*WHAT TO PRODUCE*: Skip the pictures and repeat each line of the data exactly.

Start of INPUT RECORDS

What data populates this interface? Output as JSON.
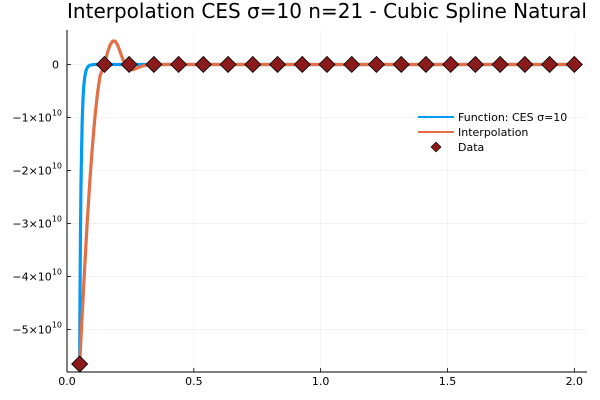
{
  "chart_data": {
    "type": "line",
    "title": "Interpolation CES σ=10 n=21 - Cubic Spline Natural",
    "xlabel": "",
    "ylabel": "",
    "xlim": [
      0.0,
      2.05
    ],
    "ylim": [
      -58000000000,
      6500000000
    ],
    "grid": true,
    "legend_position": "right",
    "x_ticks": [
      {
        "value": 0.0,
        "label": "0.0"
      },
      {
        "value": 0.5,
        "label": "0.5"
      },
      {
        "value": 1.0,
        "label": "1.0"
      },
      {
        "value": 1.5,
        "label": "1.5"
      },
      {
        "value": 2.0,
        "label": "2.0"
      }
    ],
    "y_ticks": [
      {
        "value": 0,
        "label": "0",
        "mantissa": "",
        "exp": ""
      },
      {
        "value": -10000000000,
        "label": "",
        "mantissa": "−1×10",
        "exp": "10"
      },
      {
        "value": -20000000000,
        "label": "",
        "mantissa": "−2×10",
        "exp": "10"
      },
      {
        "value": -30000000000,
        "label": "",
        "mantissa": "−3×10",
        "exp": "10"
      },
      {
        "value": -40000000000,
        "label": "",
        "mantissa": "−4×10",
        "exp": "10"
      },
      {
        "value": -50000000000,
        "label": "",
        "mantissa": "−5×10",
        "exp": "10"
      }
    ],
    "series": [
      {
        "name": "Function: CES σ=10",
        "style": "line",
        "color": "#009AF9",
        "x": [
          0.05,
          0.051,
          0.053,
          0.055,
          0.058,
          0.06,
          0.063,
          0.066,
          0.07,
          0.075,
          0.08,
          0.085,
          0.09,
          0.1,
          0.11,
          0.12,
          0.14,
          0.2,
          0.5,
          1.0,
          1.5,
          2.0
        ],
        "y": [
          -56500000000,
          -46000000000,
          -33000000000,
          -23000000000,
          -15000000000,
          -10500000000,
          -6500000000,
          -4200000000,
          -2300000000,
          -1150000000,
          -600000000,
          -300000000,
          -150000000,
          -40000000,
          -10000000,
          -3000000,
          -500000,
          0,
          0,
          0,
          0,
          0
        ]
      },
      {
        "name": "Interpolation",
        "style": "line",
        "color": "#E26F46",
        "x": [
          0.05,
          0.06,
          0.07,
          0.08,
          0.09,
          0.1,
          0.11,
          0.12,
          0.13,
          0.1475,
          0.16,
          0.17,
          0.18,
          0.19,
          0.2,
          0.21,
          0.22,
          0.23,
          0.245,
          0.26,
          0.28,
          0.3,
          0.32,
          0.345,
          0.4,
          0.5,
          1.0,
          1.5,
          2.0
        ],
        "y": [
          -56500000000,
          -47000000000,
          -38000000000,
          -29500000000,
          -22000000000,
          -15500000000,
          -10000000000,
          -5500000000,
          -2200000000,
          0,
          2300000000,
          3700000000,
          4400000000,
          4400000000,
          3600000000,
          2300000000,
          1000000000,
          0,
          -900000000,
          -1000000000,
          -600000000,
          -250000000,
          -50000000,
          0,
          0,
          0,
          0,
          0,
          0
        ]
      },
      {
        "name": "Data",
        "style": "markers",
        "marker": "diamond",
        "color": "#8B1A1A",
        "x": [
          0.05,
          0.1475,
          0.245,
          0.3425,
          0.44,
          0.5375,
          0.635,
          0.7325,
          0.83,
          0.9275,
          1.025,
          1.1225,
          1.22,
          1.3175,
          1.415,
          1.5125,
          1.61,
          1.7075,
          1.805,
          1.9025,
          2.0
        ],
        "y": [
          -56500000000,
          0,
          0,
          0,
          0,
          0,
          0,
          0,
          0,
          0,
          0,
          0,
          0,
          0,
          0,
          0,
          0,
          0,
          0,
          0,
          0
        ]
      }
    ]
  }
}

End of INPUT RECORDS

*RESULT OF THIS EXERCISE*:
What data populates this interface? Output as JSON.
{
  "chart_data": {
    "type": "line",
    "title": "Interpolation CES σ=10 n=21 - Cubic Spline Natural",
    "xlabel": "",
    "ylabel": "",
    "xlim": [
      0.0,
      2.05
    ],
    "ylim": [
      -58000000000,
      6500000000
    ],
    "grid": true,
    "legend_position": "right",
    "x_ticks": [
      {
        "value": 0.0,
        "label": "0.0"
      },
      {
        "value": 0.5,
        "label": "0.5"
      },
      {
        "value": 1.0,
        "label": "1.0"
      },
      {
        "value": 1.5,
        "label": "1.5"
      },
      {
        "value": 2.0,
        "label": "2.0"
      }
    ],
    "y_ticks": [
      {
        "value": 0,
        "label": "0",
        "mantissa": "",
        "exp": ""
      },
      {
        "value": -10000000000,
        "label": "",
        "mantissa": "−1×10",
        "exp": "10"
      },
      {
        "value": -20000000000,
        "label": "",
        "mantissa": "−2×10",
        "exp": "10"
      },
      {
        "value": -30000000000,
        "label": "",
        "mantissa": "−3×10",
        "exp": "10"
      },
      {
        "value": -40000000000,
        "label": "",
        "mantissa": "−4×10",
        "exp": "10"
      },
      {
        "value": -50000000000,
        "label": "",
        "mantissa": "−5×10",
        "exp": "10"
      }
    ],
    "series": [
      {
        "name": "Function: CES σ=10",
        "style": "line",
        "color": "#009AF9",
        "x": [
          0.05,
          0.051,
          0.053,
          0.055,
          0.058,
          0.06,
          0.063,
          0.066,
          0.07,
          0.075,
          0.08,
          0.085,
          0.09,
          0.1,
          0.11,
          0.12,
          0.14,
          0.2,
          0.5,
          1.0,
          1.5,
          2.0
        ],
        "y": [
          -56500000000,
          -46000000000,
          -33000000000,
          -23000000000,
          -15000000000,
          -10500000000,
          -6500000000,
          -4200000000,
          -2300000000,
          -1150000000,
          -600000000,
          -300000000,
          -150000000,
          -40000000,
          -10000000,
          -3000000,
          -500000,
          0,
          0,
          0,
          0,
          0
        ]
      },
      {
        "name": "Interpolation",
        "style": "line",
        "color": "#E26F46",
        "x": [
          0.05,
          0.06,
          0.07,
          0.08,
          0.09,
          0.1,
          0.11,
          0.12,
          0.13,
          0.1475,
          0.16,
          0.17,
          0.18,
          0.19,
          0.2,
          0.21,
          0.22,
          0.23,
          0.245,
          0.26,
          0.28,
          0.3,
          0.32,
          0.345,
          0.4,
          0.5,
          1.0,
          1.5,
          2.0
        ],
        "y": [
          -56500000000,
          -47000000000,
          -38000000000,
          -29500000000,
          -22000000000,
          -15500000000,
          -10000000000,
          -5500000000,
          -2200000000,
          0,
          2300000000,
          3700000000,
          4400000000,
          4400000000,
          3600000000,
          2300000000,
          1000000000,
          0,
          -900000000,
          -1000000000,
          -600000000,
          -250000000,
          -50000000,
          0,
          0,
          0,
          0,
          0,
          0
        ]
      },
      {
        "name": "Data",
        "style": "markers",
        "marker": "diamond",
        "color": "#8B1A1A",
        "x": [
          0.05,
          0.1475,
          0.245,
          0.3425,
          0.44,
          0.5375,
          0.635,
          0.7325,
          0.83,
          0.9275,
          1.025,
          1.1225,
          1.22,
          1.3175,
          1.415,
          1.5125,
          1.61,
          1.7075,
          1.805,
          1.9025,
          2.0
        ],
        "y": [
          -56500000000,
          0,
          0,
          0,
          0,
          0,
          0,
          0,
          0,
          0,
          0,
          0,
          0,
          0,
          0,
          0,
          0,
          0,
          0,
          0,
          0
        ]
      }
    ]
  }
}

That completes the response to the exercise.